> [Collected data entries]:
============

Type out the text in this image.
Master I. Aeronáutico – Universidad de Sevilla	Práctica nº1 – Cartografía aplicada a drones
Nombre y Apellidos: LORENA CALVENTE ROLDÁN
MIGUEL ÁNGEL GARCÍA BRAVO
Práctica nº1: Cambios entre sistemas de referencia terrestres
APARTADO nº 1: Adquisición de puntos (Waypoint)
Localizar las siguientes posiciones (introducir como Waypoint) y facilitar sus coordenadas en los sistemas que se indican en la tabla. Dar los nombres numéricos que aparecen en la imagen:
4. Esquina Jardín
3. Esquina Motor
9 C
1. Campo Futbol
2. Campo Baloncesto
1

============

> [TASK STATEMENT]: Every record should be given again exactly.

> [OUTPUT FOR THIS TASK]:
Type out the text in this image.
Master I. Aeronáutico – Universidad de Sevilla	Práctica nº1 – Cartografía aplicada a drones
Nombre y Apellidos: LORENA CALVENTE ROLDÁN
MIGUEL ÁNGEL GARCÍA BRAVO
Práctica nº1: Cambios entre sistemas de referencia terrestres
APARTADO nº 1: Adquisición de puntos (Waypoint)
Localizar las siguientes posiciones (introducir como Waypoint) y facilitar sus coordenadas en los sistemas que se indican en la tabla. Dar los nombres numéricos que aparecen en la imagen:
4. Esquina Jardín
3. Esquina Motor
9 C
1. Campo Futbol
2. Campo Baloncesto
1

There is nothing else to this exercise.